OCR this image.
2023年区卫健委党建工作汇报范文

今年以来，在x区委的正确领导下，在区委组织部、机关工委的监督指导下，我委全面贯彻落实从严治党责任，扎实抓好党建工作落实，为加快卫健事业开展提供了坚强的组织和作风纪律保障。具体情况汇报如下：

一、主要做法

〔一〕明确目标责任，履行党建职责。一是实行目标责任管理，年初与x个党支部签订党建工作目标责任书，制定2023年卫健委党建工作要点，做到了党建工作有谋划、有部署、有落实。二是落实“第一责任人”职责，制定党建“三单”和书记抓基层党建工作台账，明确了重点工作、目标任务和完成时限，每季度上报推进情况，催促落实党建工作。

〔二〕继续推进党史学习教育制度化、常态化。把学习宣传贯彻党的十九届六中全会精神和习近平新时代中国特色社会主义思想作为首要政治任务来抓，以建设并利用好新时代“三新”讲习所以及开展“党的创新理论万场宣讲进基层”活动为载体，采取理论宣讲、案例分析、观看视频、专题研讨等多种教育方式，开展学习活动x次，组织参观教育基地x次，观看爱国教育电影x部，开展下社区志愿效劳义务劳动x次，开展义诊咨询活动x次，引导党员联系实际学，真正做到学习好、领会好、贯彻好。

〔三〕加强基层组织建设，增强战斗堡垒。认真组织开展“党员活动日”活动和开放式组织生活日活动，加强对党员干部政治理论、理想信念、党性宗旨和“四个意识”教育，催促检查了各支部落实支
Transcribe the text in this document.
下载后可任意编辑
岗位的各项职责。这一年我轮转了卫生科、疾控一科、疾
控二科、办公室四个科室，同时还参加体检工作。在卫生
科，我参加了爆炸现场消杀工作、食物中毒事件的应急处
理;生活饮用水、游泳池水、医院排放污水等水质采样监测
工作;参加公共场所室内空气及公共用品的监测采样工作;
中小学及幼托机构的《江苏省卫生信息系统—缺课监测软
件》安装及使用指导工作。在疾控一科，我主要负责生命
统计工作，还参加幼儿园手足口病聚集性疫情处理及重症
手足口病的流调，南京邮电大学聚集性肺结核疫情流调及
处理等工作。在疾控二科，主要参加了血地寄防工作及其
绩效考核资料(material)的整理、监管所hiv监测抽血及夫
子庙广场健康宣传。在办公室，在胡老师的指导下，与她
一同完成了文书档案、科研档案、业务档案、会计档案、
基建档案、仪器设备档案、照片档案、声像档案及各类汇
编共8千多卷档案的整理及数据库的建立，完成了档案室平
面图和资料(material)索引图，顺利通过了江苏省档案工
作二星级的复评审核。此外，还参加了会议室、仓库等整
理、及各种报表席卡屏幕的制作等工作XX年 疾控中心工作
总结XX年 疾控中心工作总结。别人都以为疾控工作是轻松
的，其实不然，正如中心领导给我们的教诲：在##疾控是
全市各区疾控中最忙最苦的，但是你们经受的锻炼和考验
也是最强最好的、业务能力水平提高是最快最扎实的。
· · ·
▸ **Task to complete**
Quote the lines of the listing above that run from the line with "Transcribe the text in this document." through its last line, both included, and nothing else.

▸ **Solved exercise**
Transcribe the text in this document.
下载后可任意编辑
岗位的各项职责。这一年我轮转了卫生科、疾控一科、疾
控二科、办公室四个科室，同时还参加体检工作。在卫生
科，我参加了爆炸现场消杀工作、食物中毒事件的应急处
理;生活饮用水、游泳池水、医院排放污水等水质采样监测
工作;参加公共场所室内空气及公共用品的监测采样工作;
中小学及幼托机构的《江苏省卫生信息系统—缺课监测软
件》安装及使用指导工作。在疾控一科，我主要负责生命
统计工作，还参加幼儿园手足口病聚集性疫情处理及重症
手足口病的流调，南京邮电大学聚集性肺结核疫情流调及
处理等工作。在疾控二科，主要参加了血地寄防工作及其
绩效考核资料(material)的整理、监管所hiv监测抽血及夫
子庙广场健康宣传。在办公室，在胡老师的指导下，与她
一同完成了文书档案、科研档案、业务档案、会计档案、
基建档案、仪器设备档案、照片档案、声像档案及各类汇
编共8千多卷档案的整理及数据库的建立，完成了档案室平
面图和资料(material)索引图，顺利通过了江苏省档案工
作二星级的复评审核。此外，还参加了会议室、仓库等整
理、及各种报表席卡屏幕的制作等工作XX年 疾控中心工作
总结XX年 疾控中心工作总结。别人都以为疾控工作是轻松
的，其实不然，正如中心领导给我们的教诲：在##疾控是
全市各区疾控中最忙最苦的，但是你们经受的锻炼和考验
也是最强最好的、业务能力水平提高是最快最扎实的。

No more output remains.